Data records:
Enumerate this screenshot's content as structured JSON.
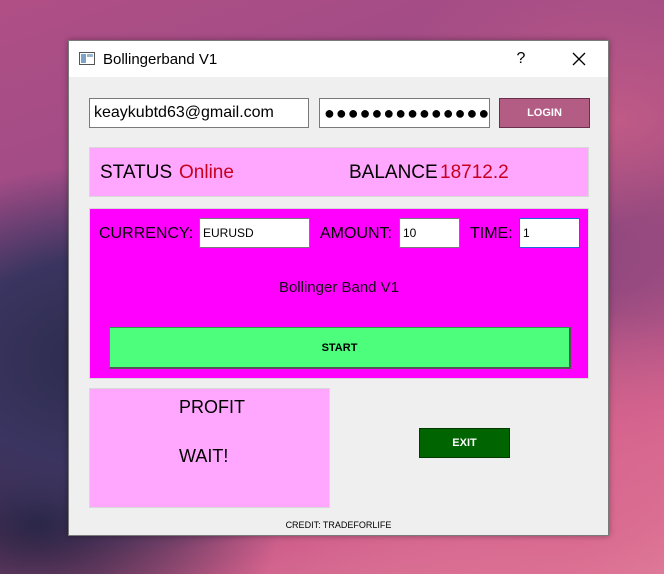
{
  "window": {
    "title": "Bollingerband V1",
    "help_label": "?"
  },
  "login": {
    "email_value": "keaykubtd63@gmail.com",
    "password_mask": "●●●●●●●●●●●●●●",
    "login_label": "LOGIN"
  },
  "status": {
    "status_label": "STATUS",
    "status_value": "Online",
    "balance_label": "BALANCE",
    "balance_value": "18712.2"
  },
  "trade": {
    "currency_label": "CURRENCY:",
    "currency_value": "EURUSD",
    "amount_label": "AMOUNT:",
    "amount_value": "10",
    "time_label": "TIME:",
    "time_value": "1",
    "heading": "Bollinger Band V1",
    "start_label": "START"
  },
  "profit": {
    "label": "PROFIT",
    "value": "WAIT!"
  },
  "exit_label": "EXIT",
  "credit": "CREDIT: TRADEFORLIFE",
  "colors": {
    "status_panel": "#ffa6ff",
    "trade_panel": "#ff00ff",
    "start_button": "#4dfe7d",
    "exit_button": "#006400",
    "login_button": "#b35c84",
    "status_text": "#c8001e"
  }
}
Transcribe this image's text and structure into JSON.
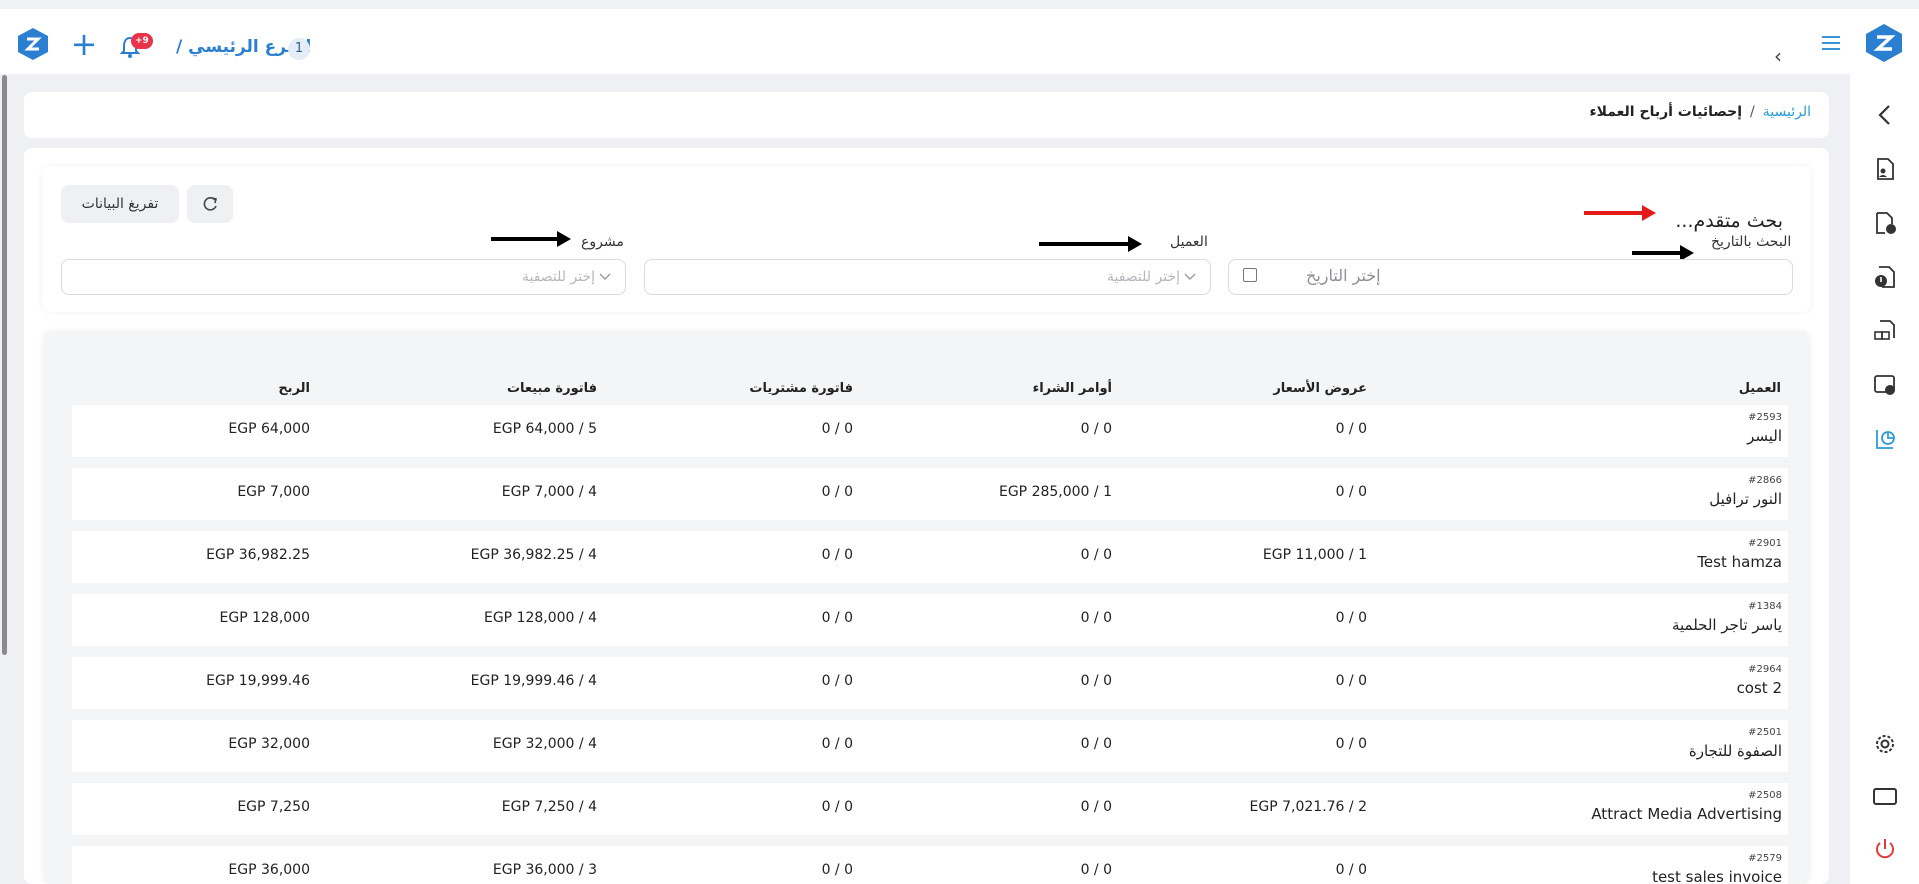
{
  "topbar": {
    "branch_label": "الفرع الرئيسي /",
    "branch_number": "1",
    "notification_badge": "+9",
    "add_icon": "plus-icon",
    "bell_icon": "bell-icon",
    "menu_icon": "hamburger-icon"
  },
  "breadcrumb": {
    "home": "الرئيسية",
    "separator": "/",
    "current": "إحصائيات أرباح العملاء"
  },
  "filters": {
    "advanced_title": "بحث متقدم...",
    "clear_button": "تفريغ البيانات",
    "date_label": "البحث بالتاريخ",
    "date_placeholder": "إختر التاريخ",
    "client_label": "العميل",
    "client_placeholder": "إختر للتصفية",
    "project_label": "مشروع",
    "project_placeholder": "إختر للتصفية"
  },
  "table": {
    "headers": {
      "client": "العميل",
      "quotes": "عروض الأسعار",
      "purchase_orders": "أوامر الشراء",
      "purchase_invoices": "فاتورة مشتريات",
      "sales_invoices": "فاتورة مبيعات",
      "profit": "الربح"
    },
    "rows": [
      {
        "id": "#2593",
        "name": "اليسر",
        "quotes": "0 / 0",
        "po": "0 / 0",
        "pi": "0 / 0",
        "si": "EGP 64,000 / 5",
        "profit": "EGP 64,000"
      },
      {
        "id": "#2866",
        "name": "النور ترافيل",
        "quotes": "0 / 0",
        "po": "EGP 285,000 / 1",
        "pi": "0 / 0",
        "si": "EGP 7,000 / 4",
        "profit": "EGP 7,000"
      },
      {
        "id": "#2901",
        "name": "Test hamza",
        "quotes": "EGP 11,000 / 1",
        "po": "0 / 0",
        "pi": "0 / 0",
        "si": "EGP 36,982.25 / 4",
        "profit": "EGP 36,982.25"
      },
      {
        "id": "#1384",
        "name": "ياسر تاجر الحلمية",
        "quotes": "0 / 0",
        "po": "0 / 0",
        "pi": "0 / 0",
        "si": "EGP 128,000 / 4",
        "profit": "EGP 128,000"
      },
      {
        "id": "#2964",
        "name": "cost 2",
        "quotes": "0 / 0",
        "po": "0 / 0",
        "pi": "0 / 0",
        "si": "EGP 19,999.46 / 4",
        "profit": "EGP 19,999.46"
      },
      {
        "id": "#2501",
        "name": "الصفوة للتجارة",
        "quotes": "0 / 0",
        "po": "0 / 0",
        "pi": "0 / 0",
        "si": "EGP 32,000 / 4",
        "profit": "EGP 32,000"
      },
      {
        "id": "#2508",
        "name": "Attract Media Advertising",
        "quotes": "EGP 7,021.76 / 2",
        "po": "0 / 0",
        "pi": "0 / 0",
        "si": "EGP 7,250 / 4",
        "profit": "EGP 7,250"
      },
      {
        "id": "#2579",
        "name": "test sales invoice",
        "quotes": "0 / 0",
        "po": "0 / 0",
        "pi": "0 / 0",
        "si": "EGP 36,000 / 3",
        "profit": "EGP 36,000"
      }
    ]
  },
  "sidebar_icons": [
    "chevron-left-icon",
    "user-document-icon",
    "document-clock-icon",
    "document-alert-icon",
    "boxes-document-icon",
    "report-settings-icon",
    "chart-report-icon",
    "gear-icon",
    "monitor-icon",
    "power-icon"
  ],
  "colors": {
    "accent": "#2b7fd1",
    "link": "#2b9cd8",
    "badge": "#e8334a",
    "power": "#e23b3b"
  }
}
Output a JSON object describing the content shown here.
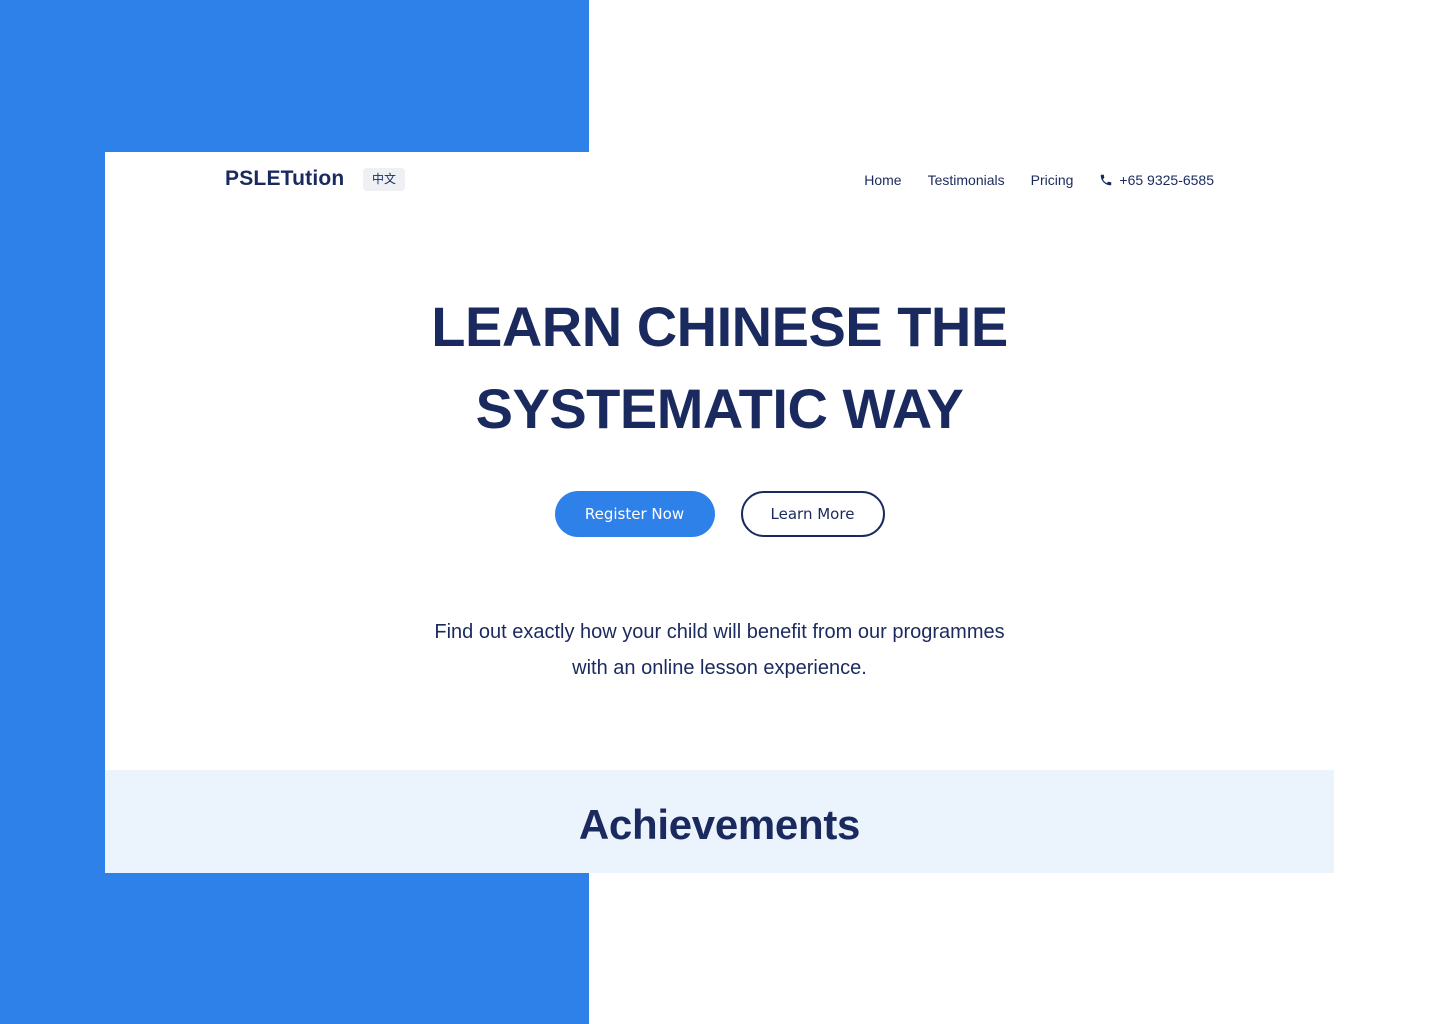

• [WORK INSTRUCTIONS] In the records above, find each line with the word "content" and copy it.

• [SOLUTION TO THIS PROBLEM]
Enumerate this screenshot's content as structured JSON.
Output a JSON object describing the content shown here.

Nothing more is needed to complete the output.